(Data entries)
***

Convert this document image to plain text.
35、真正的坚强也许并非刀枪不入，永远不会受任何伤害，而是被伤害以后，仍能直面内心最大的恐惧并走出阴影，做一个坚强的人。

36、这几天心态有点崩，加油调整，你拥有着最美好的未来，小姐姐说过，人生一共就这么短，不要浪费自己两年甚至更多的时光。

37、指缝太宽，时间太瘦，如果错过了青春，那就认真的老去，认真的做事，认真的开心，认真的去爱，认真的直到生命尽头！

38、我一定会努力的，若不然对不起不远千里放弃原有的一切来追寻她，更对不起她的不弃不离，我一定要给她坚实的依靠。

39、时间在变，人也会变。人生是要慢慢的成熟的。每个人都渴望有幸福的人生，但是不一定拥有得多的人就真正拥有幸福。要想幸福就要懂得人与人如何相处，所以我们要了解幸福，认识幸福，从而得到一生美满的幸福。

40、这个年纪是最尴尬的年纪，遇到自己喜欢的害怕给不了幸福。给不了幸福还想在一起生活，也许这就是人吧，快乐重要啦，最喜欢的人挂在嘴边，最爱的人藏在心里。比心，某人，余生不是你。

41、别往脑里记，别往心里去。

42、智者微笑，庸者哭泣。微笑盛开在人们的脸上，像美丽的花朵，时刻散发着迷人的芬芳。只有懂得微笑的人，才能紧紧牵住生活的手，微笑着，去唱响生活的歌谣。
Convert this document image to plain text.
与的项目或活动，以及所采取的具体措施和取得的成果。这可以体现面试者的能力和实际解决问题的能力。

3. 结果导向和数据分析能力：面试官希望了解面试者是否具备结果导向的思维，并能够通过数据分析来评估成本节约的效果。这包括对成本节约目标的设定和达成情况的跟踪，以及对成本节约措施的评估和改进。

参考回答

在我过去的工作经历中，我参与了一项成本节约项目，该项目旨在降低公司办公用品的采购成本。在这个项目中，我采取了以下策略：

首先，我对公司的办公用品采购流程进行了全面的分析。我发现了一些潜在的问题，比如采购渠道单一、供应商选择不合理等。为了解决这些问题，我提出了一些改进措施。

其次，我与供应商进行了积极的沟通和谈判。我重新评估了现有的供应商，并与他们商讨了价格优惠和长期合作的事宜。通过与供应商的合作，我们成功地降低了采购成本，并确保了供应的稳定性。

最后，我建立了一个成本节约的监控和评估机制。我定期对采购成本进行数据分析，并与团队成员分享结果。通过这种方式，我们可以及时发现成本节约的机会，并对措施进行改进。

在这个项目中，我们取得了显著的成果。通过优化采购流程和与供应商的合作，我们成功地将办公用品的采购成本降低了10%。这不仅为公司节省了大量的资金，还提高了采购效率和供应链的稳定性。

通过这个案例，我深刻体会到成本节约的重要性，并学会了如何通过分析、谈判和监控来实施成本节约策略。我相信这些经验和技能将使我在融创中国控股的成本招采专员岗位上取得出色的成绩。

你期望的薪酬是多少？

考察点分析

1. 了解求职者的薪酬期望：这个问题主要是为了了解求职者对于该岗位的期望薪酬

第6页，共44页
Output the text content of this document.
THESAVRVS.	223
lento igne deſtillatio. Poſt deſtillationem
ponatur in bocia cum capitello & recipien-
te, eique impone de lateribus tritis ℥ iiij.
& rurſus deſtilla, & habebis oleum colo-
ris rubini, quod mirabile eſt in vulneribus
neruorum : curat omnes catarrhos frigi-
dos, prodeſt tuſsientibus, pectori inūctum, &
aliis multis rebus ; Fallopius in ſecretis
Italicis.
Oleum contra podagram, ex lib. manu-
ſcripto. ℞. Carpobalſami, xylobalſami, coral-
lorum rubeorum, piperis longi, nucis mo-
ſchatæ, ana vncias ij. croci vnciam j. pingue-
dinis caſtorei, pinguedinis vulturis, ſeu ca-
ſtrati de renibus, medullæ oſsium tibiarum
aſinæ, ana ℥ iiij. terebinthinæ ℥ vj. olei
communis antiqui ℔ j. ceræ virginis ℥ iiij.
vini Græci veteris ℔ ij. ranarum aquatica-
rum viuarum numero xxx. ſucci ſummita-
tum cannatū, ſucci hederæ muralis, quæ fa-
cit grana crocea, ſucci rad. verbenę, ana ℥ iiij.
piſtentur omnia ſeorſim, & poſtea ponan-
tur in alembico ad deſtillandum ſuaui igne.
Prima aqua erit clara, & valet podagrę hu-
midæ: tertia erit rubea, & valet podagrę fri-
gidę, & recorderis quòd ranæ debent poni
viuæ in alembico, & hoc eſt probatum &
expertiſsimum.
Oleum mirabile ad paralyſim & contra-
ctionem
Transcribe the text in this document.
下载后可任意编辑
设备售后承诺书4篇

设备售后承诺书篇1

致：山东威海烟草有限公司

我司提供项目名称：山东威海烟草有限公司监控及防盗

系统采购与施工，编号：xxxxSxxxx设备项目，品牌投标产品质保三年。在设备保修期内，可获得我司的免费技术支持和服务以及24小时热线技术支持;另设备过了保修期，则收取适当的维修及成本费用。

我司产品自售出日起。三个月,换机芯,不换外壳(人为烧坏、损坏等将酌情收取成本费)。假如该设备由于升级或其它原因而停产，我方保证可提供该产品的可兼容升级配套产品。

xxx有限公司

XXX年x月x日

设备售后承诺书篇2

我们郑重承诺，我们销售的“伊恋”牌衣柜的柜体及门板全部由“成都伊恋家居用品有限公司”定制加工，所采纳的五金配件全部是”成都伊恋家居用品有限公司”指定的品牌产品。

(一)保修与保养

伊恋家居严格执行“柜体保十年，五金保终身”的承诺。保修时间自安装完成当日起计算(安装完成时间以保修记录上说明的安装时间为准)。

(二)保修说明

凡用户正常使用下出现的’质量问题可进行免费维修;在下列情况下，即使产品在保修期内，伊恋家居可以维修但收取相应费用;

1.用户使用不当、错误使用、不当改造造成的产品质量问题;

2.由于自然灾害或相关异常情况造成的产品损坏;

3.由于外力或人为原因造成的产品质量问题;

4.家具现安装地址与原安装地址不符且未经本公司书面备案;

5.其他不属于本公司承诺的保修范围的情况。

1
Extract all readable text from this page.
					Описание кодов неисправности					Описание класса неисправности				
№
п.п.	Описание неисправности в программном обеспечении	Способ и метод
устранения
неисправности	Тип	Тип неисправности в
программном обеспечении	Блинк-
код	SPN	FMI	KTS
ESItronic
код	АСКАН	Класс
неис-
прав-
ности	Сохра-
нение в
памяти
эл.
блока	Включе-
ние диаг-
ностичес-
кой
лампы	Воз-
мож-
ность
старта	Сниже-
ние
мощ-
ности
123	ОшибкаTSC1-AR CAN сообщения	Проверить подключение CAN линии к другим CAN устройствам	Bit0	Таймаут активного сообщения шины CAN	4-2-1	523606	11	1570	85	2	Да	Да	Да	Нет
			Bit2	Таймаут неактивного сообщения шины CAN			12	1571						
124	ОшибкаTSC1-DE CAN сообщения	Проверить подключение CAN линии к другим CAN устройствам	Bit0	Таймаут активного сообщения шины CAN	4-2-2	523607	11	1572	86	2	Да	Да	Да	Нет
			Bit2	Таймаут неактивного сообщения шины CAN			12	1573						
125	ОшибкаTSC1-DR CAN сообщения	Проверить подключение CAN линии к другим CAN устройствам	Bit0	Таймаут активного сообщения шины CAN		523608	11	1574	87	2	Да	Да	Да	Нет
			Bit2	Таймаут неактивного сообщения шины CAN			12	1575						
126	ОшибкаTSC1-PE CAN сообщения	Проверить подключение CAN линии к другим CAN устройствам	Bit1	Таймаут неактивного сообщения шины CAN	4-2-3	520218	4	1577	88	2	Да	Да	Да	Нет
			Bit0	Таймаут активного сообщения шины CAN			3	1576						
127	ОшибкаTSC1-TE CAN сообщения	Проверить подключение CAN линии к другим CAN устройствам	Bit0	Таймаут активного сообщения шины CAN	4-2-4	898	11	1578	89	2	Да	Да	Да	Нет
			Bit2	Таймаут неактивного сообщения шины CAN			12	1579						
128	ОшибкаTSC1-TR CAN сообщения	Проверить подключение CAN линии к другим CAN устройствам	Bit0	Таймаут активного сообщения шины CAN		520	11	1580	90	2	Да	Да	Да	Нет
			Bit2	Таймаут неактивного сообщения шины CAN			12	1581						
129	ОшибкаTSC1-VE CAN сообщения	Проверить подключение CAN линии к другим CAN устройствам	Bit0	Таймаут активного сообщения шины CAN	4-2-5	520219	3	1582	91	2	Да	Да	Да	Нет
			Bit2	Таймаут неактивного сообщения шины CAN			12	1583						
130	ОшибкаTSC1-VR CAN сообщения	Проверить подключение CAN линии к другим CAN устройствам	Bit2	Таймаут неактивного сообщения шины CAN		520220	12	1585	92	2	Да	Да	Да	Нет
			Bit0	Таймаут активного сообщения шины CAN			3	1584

***

• EXERCISE DESCRIPTION
Please list every line of the records that contains "document".

• CORRECT RESPONSE
Convert this document image to plain text.
Convert this document image to plain text.
Output the text content of this document.
Transcribe the text in this document.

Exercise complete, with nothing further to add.